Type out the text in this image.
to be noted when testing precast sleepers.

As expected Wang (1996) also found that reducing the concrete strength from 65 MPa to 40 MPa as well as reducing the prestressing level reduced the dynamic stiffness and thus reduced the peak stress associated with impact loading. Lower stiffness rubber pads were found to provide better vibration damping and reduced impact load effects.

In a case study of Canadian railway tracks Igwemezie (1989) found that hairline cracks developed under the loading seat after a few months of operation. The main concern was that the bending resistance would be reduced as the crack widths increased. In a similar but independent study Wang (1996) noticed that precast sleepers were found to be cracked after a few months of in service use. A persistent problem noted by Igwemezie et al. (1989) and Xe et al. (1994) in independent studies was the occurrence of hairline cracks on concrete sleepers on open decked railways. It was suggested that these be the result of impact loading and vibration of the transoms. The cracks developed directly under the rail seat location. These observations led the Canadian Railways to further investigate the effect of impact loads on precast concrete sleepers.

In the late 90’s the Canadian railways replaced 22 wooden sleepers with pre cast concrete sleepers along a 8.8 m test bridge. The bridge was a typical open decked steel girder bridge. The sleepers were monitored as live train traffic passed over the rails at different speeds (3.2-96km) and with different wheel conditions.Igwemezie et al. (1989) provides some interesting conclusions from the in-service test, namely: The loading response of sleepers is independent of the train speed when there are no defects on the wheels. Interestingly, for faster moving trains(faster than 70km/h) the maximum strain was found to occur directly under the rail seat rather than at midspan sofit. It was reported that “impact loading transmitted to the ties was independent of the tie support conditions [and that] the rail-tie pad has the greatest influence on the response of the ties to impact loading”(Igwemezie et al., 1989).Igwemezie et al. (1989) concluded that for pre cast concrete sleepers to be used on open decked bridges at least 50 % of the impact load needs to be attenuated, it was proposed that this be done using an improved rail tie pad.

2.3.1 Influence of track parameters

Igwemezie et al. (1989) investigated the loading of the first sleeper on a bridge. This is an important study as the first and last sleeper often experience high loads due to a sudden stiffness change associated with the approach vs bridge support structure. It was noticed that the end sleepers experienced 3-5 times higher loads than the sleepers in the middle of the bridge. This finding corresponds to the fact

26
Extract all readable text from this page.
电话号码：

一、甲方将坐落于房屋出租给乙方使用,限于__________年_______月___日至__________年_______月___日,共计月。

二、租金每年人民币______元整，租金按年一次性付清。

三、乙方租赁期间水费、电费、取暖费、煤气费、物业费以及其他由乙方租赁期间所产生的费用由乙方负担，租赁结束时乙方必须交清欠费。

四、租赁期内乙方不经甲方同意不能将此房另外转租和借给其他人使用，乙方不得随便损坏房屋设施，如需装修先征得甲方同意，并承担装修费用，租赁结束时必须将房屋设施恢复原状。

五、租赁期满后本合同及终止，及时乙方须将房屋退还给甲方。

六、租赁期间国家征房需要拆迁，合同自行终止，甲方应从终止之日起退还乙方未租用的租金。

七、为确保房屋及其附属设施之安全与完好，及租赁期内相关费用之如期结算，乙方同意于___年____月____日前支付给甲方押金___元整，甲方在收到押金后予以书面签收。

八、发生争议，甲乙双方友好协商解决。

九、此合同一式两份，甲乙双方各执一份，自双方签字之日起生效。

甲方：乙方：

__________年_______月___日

####

GIVEN REQUEST:
Return every line of the material exactly.

EXERCISE SOLUTION:
Type out the text in this image.
to be noted when testing precast sleepers.

As expected Wang (1996) also found that reducing the concrete strength from 65 MPa to 40 MPa as well as reducing the prestressing level reduced the dynamic stiffness and thus reduced the peak stress associated with impact loading. Lower stiffness rubber pads were found to provide better vibration damping and reduced impact load effects.

In a case study of Canadian railway tracks Igwemezie (1989) found that hairline cracks developed under the loading seat after a few months of operation. The main concern was that the bending resistance would be reduced as the crack widths increased. In a similar but independent study Wang (1996) noticed that precast sleepers were found to be cracked after a few months of in service use. A persistent problem noted by Igwemezie et al. (1989) and Xe et al. (1994) in independent studies was the occurrence of hairline cracks on concrete sleepers on open decked railways. It was suggested that these be the result of impact loading and vibration of the transoms. The cracks developed directly under the rail seat location. These observations led the Canadian Railways to further investigate the effect of impact loads on precast concrete sleepers.

In the late 90’s the Canadian railways replaced 22 wooden sleepers with pre cast concrete sleepers along a 8.8 m test bridge. The bridge was a typical open decked steel girder bridge. The sleepers were monitored as live train traffic passed over the rails at different speeds (3.2-96km) and with different wheel conditions.Igwemezie et al. (1989) provides some interesting conclusions from the in-service test, namely: The loading response of sleepers is independent of the train speed when there are no defects on the wheels. Interestingly, for faster moving trains(faster than 70km/h) the maximum strain was found to occur directly under the rail seat rather than at midspan sofit. It was reported that “impact loading transmitted to the ties was independent of the tie support conditions [and that] the rail-tie pad has the greatest influence on the response of the ties to impact loading”(Igwemezie et al., 1989).Igwemezie et al. (1989) concluded that for pre cast concrete sleepers to be used on open decked bridges at least 50 % of the impact load needs to be attenuated, it was proposed that this be done using an improved rail tie pad.

2.3.1 Influence of track parameters

Igwemezie et al. (1989) investigated the loading of the first sleeper on a bridge. This is an important study as the first and last sleeper often experience high loads due to a sudden stiffness change associated with the approach vs bridge support structure. It was noticed that the end sleepers experienced 3-5 times higher loads than the sleepers in the middle of the bridge. This finding corresponds to the fact

26
Extract all readable text from this page.
电话号码：

一、甲方将坐落于房屋出租给乙方使用,限于__________年_______月___日至__________年_______月___日,共计月。

二、租金每年人民币______元整，租金按年一次性付清。

三、乙方租赁期间水费、电费、取暖费、煤气费、物业费以及其他由乙方租赁期间所产生的费用由乙方负担，租赁结束时乙方必须交清欠费。

四、租赁期内乙方不经甲方同意不能将此房另外转租和借给其他人使用，乙方不得随便损坏房屋设施，如需装修先征得甲方同意，并承担装修费用，租赁结束时必须将房屋设施恢复原状。

五、租赁期满后本合同及终止，及时乙方须将房屋退还给甲方。

六、租赁期间国家征房需要拆迁，合同自行终止，甲方应从终止之日起退还乙方未租用的租金。

七、为确保房屋及其附属设施之安全与完好，及租赁期内相关费用之如期结算，乙方同意于___年____月____日前支付给甲方押金___元整，甲方在收到押金后予以书面签收。

八、发生争议，甲乙双方友好协商解决。

九、此合同一式两份，甲乙双方各执一份，自双方签字之日起生效。

甲方：乙方：

__________年_______月___日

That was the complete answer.